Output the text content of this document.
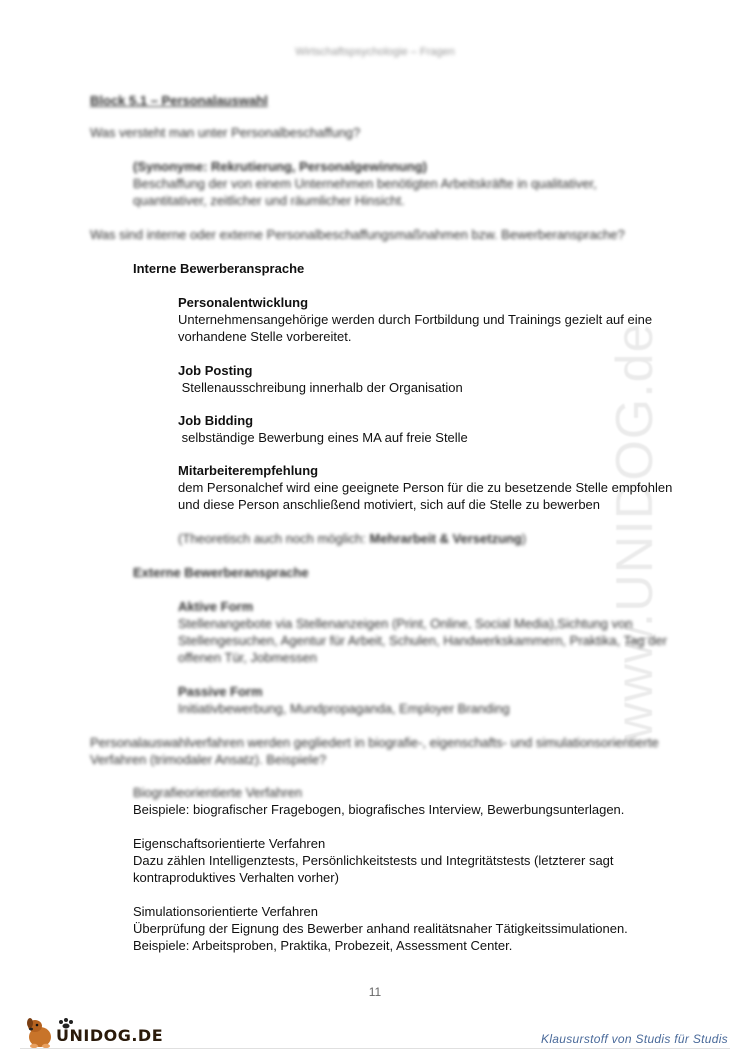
Wirtschaftspsychologie – Fragen
www.UNIDOG.de
Block 5.1 – Personalauswahl
Was versteht man unter Personalbeschaffung?
(Synonyme: Rekrutierung, Personalgewinnung)
Beschaffung der von einem Unternehmen benötigten Arbeitskräfte in qualitativer,
quantitativer, zeitlicher und räumlicher Hinsicht.
Was sind interne oder externe Personalbeschaffungsmaßnahmen bzw. Bewerberansprache?
Interne Bewerberansprache
Personalentwicklung
Unternehmensangehörige werden durch Fortbildung und Trainings gezielt auf eine
vorhandene Stelle vorbereitet.
Job Posting
Stellenausschreibung innerhalb der Organisation
Job Bidding
selbständige Bewerbung eines MA auf freie Stelle
Mitarbeiterempfehlung
dem Personalchef wird eine geeignete Person für die zu besetzende Stelle empfohlen
und diese Person anschließend motiviert, sich auf die Stelle zu bewerben
(Theoretisch auch noch möglich: Mehrarbeit & Versetzung)
Externe Bewerberansprache
Aktive Form
Stellenangebote via Stellenanzeigen (Print, Online, Social Media),Sichtung von
Stellengesuchen, Agentur für Arbeit, Schulen, Handwerkskammern, Praktika, Tag der
offenen Tür, Jobmessen
Passive Form
Initiativbewerbung, Mundpropaganda, Employer Branding
Personalauswahlverfahren werden gegliedert in biografie-, eigenschafts- und simulationsorientierte
Verfahren (trimodaler Ansatz). Beispiele?
Biografieorientierte Verfahren
Beispiele: biografischer Fragebogen, biografisches Interview, Bewerbungsunterlagen.
Eigenschaftsorientierte Verfahren
Dazu zählen Intelligenztests, Persönlichkeitstests und Integritätstests (letzterer sagt
kontraproduktives Verhalten vorher)
Simulationsorientierte Verfahren
Überprüfung der Eignung des Bewerber anhand realitätsnaher Tätigkeitssimulationen.
Beispiele: Arbeitsproben, Praktika, Probezeit, Assessment Center.
11
UNIDOG.DE	Klausurstoff von Studis für Studis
--
■ TASK DESCRIPTION
Each line of the material must be retyped exactly, except that images are omitted.

■ WRITTEN RESPONSE
Output the text content of this document.
Wirtschaftspsychologie – Fragen
www.UNIDOG.de
Block 5.1 – Personalauswahl
Was versteht man unter Personalbeschaffung?
(Synonyme: Rekrutierung, Personalgewinnung)
Beschaffung der von einem Unternehmen benötigten Arbeitskräfte in qualitativer,
quantitativer, zeitlicher und räumlicher Hinsicht.
Was sind interne oder externe Personalbeschaffungsmaßnahmen bzw. Bewerberansprache?
Interne Bewerberansprache
Personalentwicklung
Unternehmensangehörige werden durch Fortbildung und Trainings gezielt auf eine
vorhandene Stelle vorbereitet.
Job Posting
Stellenausschreibung innerhalb der Organisation
Job Bidding
selbständige Bewerbung eines MA auf freie Stelle
Mitarbeiterempfehlung
dem Personalchef wird eine geeignete Person für die zu besetzende Stelle empfohlen
und diese Person anschließend motiviert, sich auf die Stelle zu bewerben
(Theoretisch auch noch möglich: Mehrarbeit & Versetzung)
Externe Bewerberansprache
Aktive Form
Stellenangebote via Stellenanzeigen (Print, Online, Social Media),Sichtung von
Stellengesuchen, Agentur für Arbeit, Schulen, Handwerkskammern, Praktika, Tag der
offenen Tür, Jobmessen
Passive Form
Initiativbewerbung, Mundpropaganda, Employer Branding
Personalauswahlverfahren werden gegliedert in biografie-, eigenschafts- und simulationsorientierte
Verfahren (trimodaler Ansatz). Beispiele?
Biografieorientierte Verfahren
Beispiele: biografischer Fragebogen, biografisches Interview, Bewerbungsunterlagen.
Eigenschaftsorientierte Verfahren
Dazu zählen Intelligenztests, Persönlichkeitstests und Integritätstests (letzterer sagt
kontraproduktives Verhalten vorher)
Simulationsorientierte Verfahren
Überprüfung der Eignung des Bewerber anhand realitätsnaher Tätigkeitssimulationen.
Beispiele: Arbeitsproben, Praktika, Probezeit, Assessment Center.
11
UNIDOG.DE	Klausurstoff von Studis für Studis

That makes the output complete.